## [Work to do]
Produce an exact transcription of the listing below, omitting the pictures.
* start *
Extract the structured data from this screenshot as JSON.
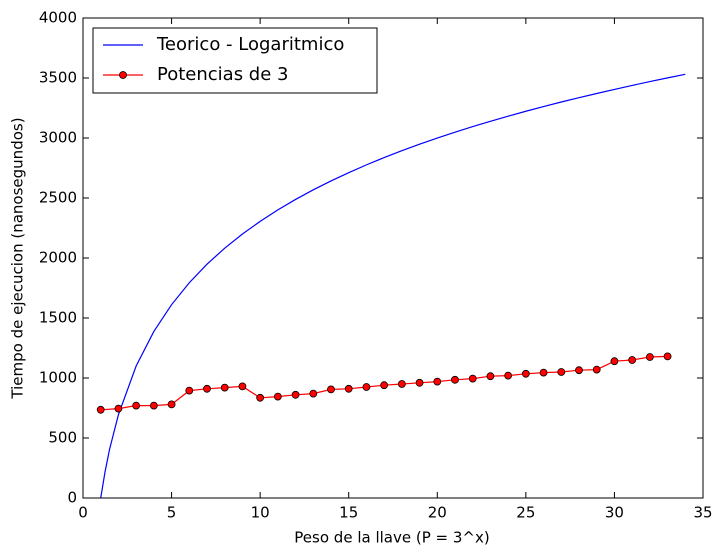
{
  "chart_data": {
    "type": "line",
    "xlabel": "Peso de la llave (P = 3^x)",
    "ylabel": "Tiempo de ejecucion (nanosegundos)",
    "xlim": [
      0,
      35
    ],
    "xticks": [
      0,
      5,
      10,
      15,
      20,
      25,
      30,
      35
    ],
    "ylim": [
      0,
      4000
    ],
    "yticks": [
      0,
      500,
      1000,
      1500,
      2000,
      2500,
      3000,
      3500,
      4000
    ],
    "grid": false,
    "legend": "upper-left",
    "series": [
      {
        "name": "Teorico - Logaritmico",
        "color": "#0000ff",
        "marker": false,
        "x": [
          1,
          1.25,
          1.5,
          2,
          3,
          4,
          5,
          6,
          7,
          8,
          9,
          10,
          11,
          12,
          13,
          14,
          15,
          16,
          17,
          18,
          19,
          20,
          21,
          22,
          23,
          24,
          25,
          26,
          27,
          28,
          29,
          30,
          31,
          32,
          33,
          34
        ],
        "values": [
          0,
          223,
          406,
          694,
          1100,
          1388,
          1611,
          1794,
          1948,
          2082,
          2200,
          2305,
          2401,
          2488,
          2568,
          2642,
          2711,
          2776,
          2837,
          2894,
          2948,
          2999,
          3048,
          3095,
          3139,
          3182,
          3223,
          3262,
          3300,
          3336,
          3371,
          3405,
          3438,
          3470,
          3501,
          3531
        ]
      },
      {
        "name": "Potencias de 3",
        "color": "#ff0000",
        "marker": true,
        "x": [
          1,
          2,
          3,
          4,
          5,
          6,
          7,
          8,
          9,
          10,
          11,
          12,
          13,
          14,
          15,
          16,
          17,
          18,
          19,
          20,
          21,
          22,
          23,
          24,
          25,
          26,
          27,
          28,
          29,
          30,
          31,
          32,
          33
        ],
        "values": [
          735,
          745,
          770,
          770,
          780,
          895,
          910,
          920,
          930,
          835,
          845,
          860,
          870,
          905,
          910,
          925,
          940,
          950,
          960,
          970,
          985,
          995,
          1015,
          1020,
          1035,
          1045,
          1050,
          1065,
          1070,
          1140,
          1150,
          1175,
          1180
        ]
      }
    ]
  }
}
* end *
## [Answer to the exercise]
Extract the structured data from this screenshot as JSON.
{
  "chart_data": {
    "type": "line",
    "xlabel": "Peso de la llave (P = 3^x)",
    "ylabel": "Tiempo de ejecucion (nanosegundos)",
    "xlim": [
      0,
      35
    ],
    "xticks": [
      0,
      5,
      10,
      15,
      20,
      25,
      30,
      35
    ],
    "ylim": [
      0,
      4000
    ],
    "yticks": [
      0,
      500,
      1000,
      1500,
      2000,
      2500,
      3000,
      3500,
      4000
    ],
    "grid": false,
    "legend": "upper-left",
    "series": [
      {
        "name": "Teorico - Logaritmico",
        "color": "#0000ff",
        "marker": false,
        "x": [
          1,
          1.25,
          1.5,
          2,
          3,
          4,
          5,
          6,
          7,
          8,
          9,
          10,
          11,
          12,
          13,
          14,
          15,
          16,
          17,
          18,
          19,
          20,
          21,
          22,
          23,
          24,
          25,
          26,
          27,
          28,
          29,
          30,
          31,
          32,
          33,
          34
        ],
        "values": [
          0,
          223,
          406,
          694,
          1100,
          1388,
          1611,
          1794,
          1948,
          2082,
          2200,
          2305,
          2401,
          2488,
          2568,
          2642,
          2711,
          2776,
          2837,
          2894,
          2948,
          2999,
          3048,
          3095,
          3139,
          3182,
          3223,
          3262,
          3300,
          3336,
          3371,
          3405,
          3438,
          3470,
          3501,
          3531
        ]
      },
      {
        "name": "Potencias de 3",
        "color": "#ff0000",
        "marker": true,
        "x": [
          1,
          2,
          3,
          4,
          5,
          6,
          7,
          8,
          9,
          10,
          11,
          12,
          13,
          14,
          15,
          16,
          17,
          18,
          19,
          20,
          21,
          22,
          23,
          24,
          25,
          26,
          27,
          28,
          29,
          30,
          31,
          32,
          33
        ],
        "values": [
          735,
          745,
          770,
          770,
          780,
          895,
          910,
          920,
          930,
          835,
          845,
          860,
          870,
          905,
          910,
          925,
          940,
          950,
          960,
          970,
          985,
          995,
          1015,
          1020,
          1035,
          1045,
          1050,
          1065,
          1070,
          1140,
          1150,
          1175,
          1180
        ]
      }
    ]
  }
}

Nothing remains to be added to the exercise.